Dataset items

╭──

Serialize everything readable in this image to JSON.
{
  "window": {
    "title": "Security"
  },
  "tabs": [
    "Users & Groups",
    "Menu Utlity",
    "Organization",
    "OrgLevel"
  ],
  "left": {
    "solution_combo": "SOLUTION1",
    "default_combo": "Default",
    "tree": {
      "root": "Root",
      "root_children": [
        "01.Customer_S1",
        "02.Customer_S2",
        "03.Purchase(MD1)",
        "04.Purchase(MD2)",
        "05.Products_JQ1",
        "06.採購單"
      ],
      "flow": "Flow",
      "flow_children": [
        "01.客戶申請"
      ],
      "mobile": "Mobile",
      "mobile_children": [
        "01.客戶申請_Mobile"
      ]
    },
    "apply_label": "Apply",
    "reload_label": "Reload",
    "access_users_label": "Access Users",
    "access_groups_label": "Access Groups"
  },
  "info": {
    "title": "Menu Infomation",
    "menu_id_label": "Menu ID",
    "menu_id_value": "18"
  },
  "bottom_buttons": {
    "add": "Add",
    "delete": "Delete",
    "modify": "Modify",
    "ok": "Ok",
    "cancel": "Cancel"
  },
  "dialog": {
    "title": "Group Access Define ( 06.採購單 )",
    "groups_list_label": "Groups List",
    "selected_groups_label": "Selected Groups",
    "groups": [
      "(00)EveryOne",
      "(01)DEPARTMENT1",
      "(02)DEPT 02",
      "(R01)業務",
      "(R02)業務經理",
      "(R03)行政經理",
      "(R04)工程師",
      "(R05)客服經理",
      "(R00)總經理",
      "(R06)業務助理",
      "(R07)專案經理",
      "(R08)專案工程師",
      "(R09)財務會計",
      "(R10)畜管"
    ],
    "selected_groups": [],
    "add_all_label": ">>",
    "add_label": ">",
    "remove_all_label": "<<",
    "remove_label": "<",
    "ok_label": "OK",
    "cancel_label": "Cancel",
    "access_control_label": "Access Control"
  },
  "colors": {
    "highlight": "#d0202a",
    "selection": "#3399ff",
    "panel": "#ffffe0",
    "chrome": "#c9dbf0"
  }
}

╰──

§ **EXERCISE**
Repeat every line of the records above exactly.

§ **RESULT OF THIS TASK**
Serialize everything readable in this image to JSON.
{
  "window": {
    "title": "Security"
  },
  "tabs": [
    "Users & Groups",
    "Menu Utlity",
    "Organization",
    "OrgLevel"
  ],
  "left": {
    "solution_combo": "SOLUTION1",
    "default_combo": "Default",
    "tree": {
      "root": "Root",
      "root_children": [
        "01.Customer_S1",
        "02.Customer_S2",
        "03.Purchase(MD1)",
        "04.Purchase(MD2)",
        "05.Products_JQ1",
        "06.採購單"
      ],
      "flow": "Flow",
      "flow_children": [
        "01.客戶申請"
      ],
      "mobile": "Mobile",
      "mobile_children": [
        "01.客戶申請_Mobile"
      ]
    },
    "apply_label": "Apply",
    "reload_label": "Reload",
    "access_users_label": "Access Users",
    "access_groups_label": "Access Groups"
  },
  "info": {
    "title": "Menu Infomation",
    "menu_id_label": "Menu ID",
    "menu_id_value": "18"
  },
  "bottom_buttons": {
    "add": "Add",
    "delete": "Delete",
    "modify": "Modify",
    "ok": "Ok",
    "cancel": "Cancel"
  },
  "dialog": {
    "title": "Group Access Define ( 06.採購單 )",
    "groups_list_label": "Groups List",
    "selected_groups_label": "Selected Groups",
    "groups": [
      "(00)EveryOne",
      "(01)DEPARTMENT1",
      "(02)DEPT 02",
      "(R01)業務",
      "(R02)業務經理",
      "(R03)行政經理",
      "(R04)工程師",
      "(R05)客服經理",
      "(R00)總經理",
      "(R06)業務助理",
      "(R07)專案經理",
      "(R08)專案工程師",
      "(R09)財務會計",
      "(R10)畜管"
    ],
    "selected_groups": [],
    "add_all_label": ">>",
    "add_label": ">",
    "remove_all_label": "<<",
    "remove_label": "<",
    "ok_label": "OK",
    "cancel_label": "Cancel",
    "access_control_label": "Access Control"
  },
  "colors": {
    "highlight": "#d0202a",
    "selection": "#3399ff",
    "panel": "#ffffe0",
    "chrome": "#c9dbf0"
  }
}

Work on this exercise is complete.